**Task directions:**
Pull every line containing the word "text" from the records.

— BEGIN Dataset —

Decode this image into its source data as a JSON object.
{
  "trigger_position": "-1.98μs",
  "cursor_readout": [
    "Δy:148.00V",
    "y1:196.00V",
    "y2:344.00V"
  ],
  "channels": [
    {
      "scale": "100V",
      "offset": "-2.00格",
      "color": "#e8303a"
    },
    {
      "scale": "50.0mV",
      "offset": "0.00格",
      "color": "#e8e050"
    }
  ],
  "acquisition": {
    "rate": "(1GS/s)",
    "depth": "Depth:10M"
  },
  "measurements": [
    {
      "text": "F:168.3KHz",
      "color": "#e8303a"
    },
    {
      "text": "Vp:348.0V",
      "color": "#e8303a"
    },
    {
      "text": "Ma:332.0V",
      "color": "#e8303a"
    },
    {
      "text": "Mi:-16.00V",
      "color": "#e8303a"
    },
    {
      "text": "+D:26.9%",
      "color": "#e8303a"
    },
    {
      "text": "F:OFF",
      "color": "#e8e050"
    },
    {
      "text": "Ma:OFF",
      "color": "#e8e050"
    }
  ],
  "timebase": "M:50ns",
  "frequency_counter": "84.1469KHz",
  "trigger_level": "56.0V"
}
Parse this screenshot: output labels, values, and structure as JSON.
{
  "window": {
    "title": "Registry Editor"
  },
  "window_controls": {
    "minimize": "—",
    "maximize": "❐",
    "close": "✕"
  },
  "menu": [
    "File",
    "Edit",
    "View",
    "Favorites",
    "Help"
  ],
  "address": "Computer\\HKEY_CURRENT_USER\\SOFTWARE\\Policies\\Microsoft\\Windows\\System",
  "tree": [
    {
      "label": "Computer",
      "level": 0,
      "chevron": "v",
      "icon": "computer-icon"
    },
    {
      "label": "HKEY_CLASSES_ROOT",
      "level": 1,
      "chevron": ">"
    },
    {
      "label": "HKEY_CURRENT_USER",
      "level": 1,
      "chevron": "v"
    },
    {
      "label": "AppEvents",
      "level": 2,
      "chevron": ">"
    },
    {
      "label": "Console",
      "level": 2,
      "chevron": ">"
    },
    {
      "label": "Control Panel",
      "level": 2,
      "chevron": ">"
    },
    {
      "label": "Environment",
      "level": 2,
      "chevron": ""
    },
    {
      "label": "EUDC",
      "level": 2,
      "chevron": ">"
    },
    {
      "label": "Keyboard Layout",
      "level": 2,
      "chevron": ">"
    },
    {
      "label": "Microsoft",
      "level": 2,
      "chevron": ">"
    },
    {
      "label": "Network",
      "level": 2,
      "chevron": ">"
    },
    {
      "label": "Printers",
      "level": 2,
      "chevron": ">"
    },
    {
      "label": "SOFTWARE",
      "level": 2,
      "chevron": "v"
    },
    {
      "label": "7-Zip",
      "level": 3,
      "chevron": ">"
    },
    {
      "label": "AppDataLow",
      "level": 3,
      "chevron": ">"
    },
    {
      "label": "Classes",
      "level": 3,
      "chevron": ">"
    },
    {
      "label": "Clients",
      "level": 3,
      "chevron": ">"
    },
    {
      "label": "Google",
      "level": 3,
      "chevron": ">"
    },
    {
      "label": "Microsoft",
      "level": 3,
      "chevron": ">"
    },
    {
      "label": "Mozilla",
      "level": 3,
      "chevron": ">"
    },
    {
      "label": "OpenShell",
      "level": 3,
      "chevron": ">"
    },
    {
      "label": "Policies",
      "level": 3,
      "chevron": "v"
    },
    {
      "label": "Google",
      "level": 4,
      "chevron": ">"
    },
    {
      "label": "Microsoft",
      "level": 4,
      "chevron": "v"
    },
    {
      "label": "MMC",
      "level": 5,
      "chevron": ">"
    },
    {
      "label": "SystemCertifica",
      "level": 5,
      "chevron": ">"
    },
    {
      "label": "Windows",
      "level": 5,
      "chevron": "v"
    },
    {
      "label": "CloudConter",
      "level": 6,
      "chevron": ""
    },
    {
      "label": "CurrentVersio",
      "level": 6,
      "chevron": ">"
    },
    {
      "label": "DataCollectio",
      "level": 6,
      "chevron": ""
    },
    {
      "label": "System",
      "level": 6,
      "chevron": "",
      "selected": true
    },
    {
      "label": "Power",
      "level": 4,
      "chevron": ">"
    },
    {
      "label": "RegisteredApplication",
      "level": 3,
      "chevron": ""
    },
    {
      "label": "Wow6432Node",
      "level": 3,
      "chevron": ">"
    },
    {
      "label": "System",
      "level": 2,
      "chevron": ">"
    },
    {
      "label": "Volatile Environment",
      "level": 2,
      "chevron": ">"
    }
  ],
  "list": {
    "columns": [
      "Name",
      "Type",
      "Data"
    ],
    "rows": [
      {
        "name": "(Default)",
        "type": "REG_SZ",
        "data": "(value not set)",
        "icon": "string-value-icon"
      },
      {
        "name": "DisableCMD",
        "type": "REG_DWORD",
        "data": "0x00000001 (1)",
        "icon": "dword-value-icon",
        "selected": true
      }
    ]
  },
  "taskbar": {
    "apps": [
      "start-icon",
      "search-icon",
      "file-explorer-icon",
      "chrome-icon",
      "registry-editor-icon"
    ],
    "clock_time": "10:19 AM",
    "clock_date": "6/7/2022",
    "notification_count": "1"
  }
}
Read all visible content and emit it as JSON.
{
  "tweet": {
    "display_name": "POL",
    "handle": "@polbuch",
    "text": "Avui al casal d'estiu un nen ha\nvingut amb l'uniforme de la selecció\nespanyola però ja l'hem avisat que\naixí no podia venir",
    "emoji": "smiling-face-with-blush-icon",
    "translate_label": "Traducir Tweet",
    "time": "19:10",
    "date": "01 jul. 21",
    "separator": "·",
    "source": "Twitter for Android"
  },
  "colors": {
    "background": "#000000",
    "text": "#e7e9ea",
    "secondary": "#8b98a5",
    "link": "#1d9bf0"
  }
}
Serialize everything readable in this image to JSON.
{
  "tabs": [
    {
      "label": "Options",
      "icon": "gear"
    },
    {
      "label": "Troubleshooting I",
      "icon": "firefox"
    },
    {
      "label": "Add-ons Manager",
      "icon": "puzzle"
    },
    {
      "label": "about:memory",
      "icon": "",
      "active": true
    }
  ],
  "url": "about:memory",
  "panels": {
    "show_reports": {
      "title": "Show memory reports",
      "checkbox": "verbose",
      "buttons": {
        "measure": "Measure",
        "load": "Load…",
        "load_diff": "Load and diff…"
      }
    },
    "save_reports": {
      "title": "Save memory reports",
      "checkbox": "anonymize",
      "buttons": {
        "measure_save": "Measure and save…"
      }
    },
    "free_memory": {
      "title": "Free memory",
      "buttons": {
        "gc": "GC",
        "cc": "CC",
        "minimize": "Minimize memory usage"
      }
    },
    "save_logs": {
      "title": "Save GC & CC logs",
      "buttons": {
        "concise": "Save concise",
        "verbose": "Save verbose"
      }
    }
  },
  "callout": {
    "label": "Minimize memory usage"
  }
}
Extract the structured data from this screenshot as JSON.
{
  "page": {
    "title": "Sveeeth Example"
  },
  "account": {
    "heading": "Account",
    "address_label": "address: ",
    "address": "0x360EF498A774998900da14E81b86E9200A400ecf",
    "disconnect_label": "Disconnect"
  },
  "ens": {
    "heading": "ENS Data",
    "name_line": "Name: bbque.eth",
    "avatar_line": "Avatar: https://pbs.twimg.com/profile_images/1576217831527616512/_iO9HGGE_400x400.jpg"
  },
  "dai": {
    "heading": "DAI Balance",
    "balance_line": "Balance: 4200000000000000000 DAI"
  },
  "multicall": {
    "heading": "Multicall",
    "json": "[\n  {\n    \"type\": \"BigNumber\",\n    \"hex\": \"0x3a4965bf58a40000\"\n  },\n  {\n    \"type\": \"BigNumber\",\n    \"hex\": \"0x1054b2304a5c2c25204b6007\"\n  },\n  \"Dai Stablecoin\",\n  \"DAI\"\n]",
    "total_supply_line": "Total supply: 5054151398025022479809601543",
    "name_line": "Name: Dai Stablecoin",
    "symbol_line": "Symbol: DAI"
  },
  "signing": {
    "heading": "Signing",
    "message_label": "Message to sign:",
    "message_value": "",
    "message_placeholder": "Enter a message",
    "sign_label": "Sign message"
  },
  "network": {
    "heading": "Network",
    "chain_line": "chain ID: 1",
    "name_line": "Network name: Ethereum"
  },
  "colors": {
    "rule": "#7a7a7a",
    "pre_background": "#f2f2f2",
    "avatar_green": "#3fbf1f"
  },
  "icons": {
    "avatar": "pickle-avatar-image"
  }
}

— END Dataset —

**Solution below:**
      "text": "F:168.3KHz",
      "text": "Vp:348.0V",
      "text": "Ma:332.0V",
      "text": "Mi:-16.00V",
      "text": "+D:26.9%",
      "text": "F:OFF",
      "text": "Ma:OFF",
    "text": "Avui al casal d'estiu un nen ha\nvingut amb l'uniforme de la selecció\nespanyola però ja l'hem avisat que\naixí no podia venir",
    "text": "#e7e9ea",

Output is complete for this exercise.